TAREFAS A REALIZAR.
**1)** Responda a estas perguntas sobre o trecho acerca da Carteira de Previdência dos Advogados:
(a) De qual tribunal, segundo o trecho, havia jurisprudência?
(b) Para qual sucessor o Dr. Arnold Wald diz que os deveres e obrigações deverão ser transferidos?
(c) Que autor o Dr. Wald citou para definir o direito adquirido?
**2)** No trecho sobre a Carteira de Previdência dos Advogados, quais são todos os grupos que não se preocuparam com a inconstitucionalidade das leis paulistas?
**3)** Prossiga com o trecho sobre a Carteira de Previdência dos Advogados a partir do ponto em que ele termina.

A questão é mais complexa do que possa parecer. Os direitos devem ser respeitados, claro, mas os advogados não podem dizer, agora, que desconheciam a inconstitucionalidade. Havia jurisprudência do Supremo Tribunal Federal. Não basta dizer que eles acreditaram no Governo do Estado.

Também o Dr. ARNOLD WALD, em seu Parecer, alegou a existência do direito adquirido, concluiu pela responsabilidade do IPESP em relação aos compromissos assumidos junto aos segurados da Carteira de Previdência dos Advogados e disse que "os deveres e obrigações a ela imputáveis deverão ser transferidos para o seu sucessor, in casu, a SPPREV."

O Dr. WALD citou GABBA, para dizer que o direito adquirido "é conseqüência de um fato idôneo a produzi-lo, em virtude da lei do tempo no qual o fato se realizou..."

Ora, é evidente que as Leis paulistas, sendo inconstitucionais, não poderiam gerar direitos. Mas é evidente, também, que ninguém se preocupou com isso, nem os deputados que aprovaram as leis, nem os Governadores, que as sancionaram, nem os dirigentes da OAB/SP, que defenderam e defendem os direitos dos advogados paulistas a uma Previdência Oficial, nem, muito menos, os advogados que se associaram à Carteira de Previdência, "acreditando" nas leis paulistas.

Portanto, em um sistema como o nosso, de supremacia da Constituição, não existe alternativa: a inexistência de coisa julgada, direito adquirido e ato jurídico perfeito contra a Constituição.

INFORMAÇÕES FORNECIDAS.

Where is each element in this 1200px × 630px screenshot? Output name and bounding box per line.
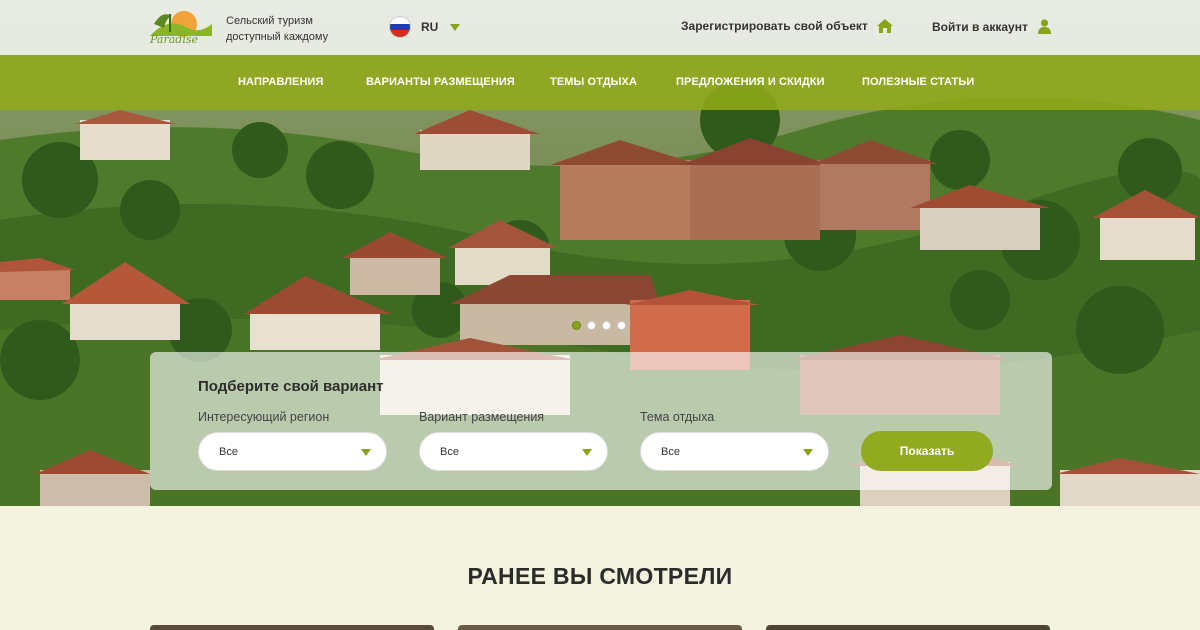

RESPOSTAS POR TAREFA.
**1)**
(a) Do Supremo Tribunal Federal.
(b) Para a SPPREV.
(c) Gabba.

**2)**
- Os deputados que aprovaram as leis
- Os Governadores, que as sancionaram
- Os dirigentes da OAB/SP, que defenderam e defendem os direitos dos advogados paulistas a uma Previdência Oficial
- Os advogados que se associaram à Carteira de Previdência, "acreditando" nas leis paulistas

**3)**
A não ser que o Supremo Tribunal Federal, que já se transformou em um Tribunal político, em vez de ser um guardião da Constituição, utilizando a permissão – inconstitucional, a meu ver – de que dispõe, para a modulação dos efeitos de suas decisões, decida, se for o caso, que as leis paulistas que criaram a Carteira de Previdência dos Advogados e a Taxa de Previdência são inconstitucionais, mas essa decisão somente será aplicada dessa data em diante – ex nunc -, ou a partir de um momento determinado...

3.4. A INCONSTITUCIONALIDADE DA TAXA DE PREVIDÊNCIA

Em seu Parecer, o Dr. WAGNER BALERA disse que, quando o Estado de São Paulo "retirou os repasses de custas processuais, assumiu os riscos inerentes à sua imprevidente atitude política, que teve como conseqüência o agravamento do desequilíbrio financeiro e atuarial da já combalida Carteira de Previdência dos Advogados".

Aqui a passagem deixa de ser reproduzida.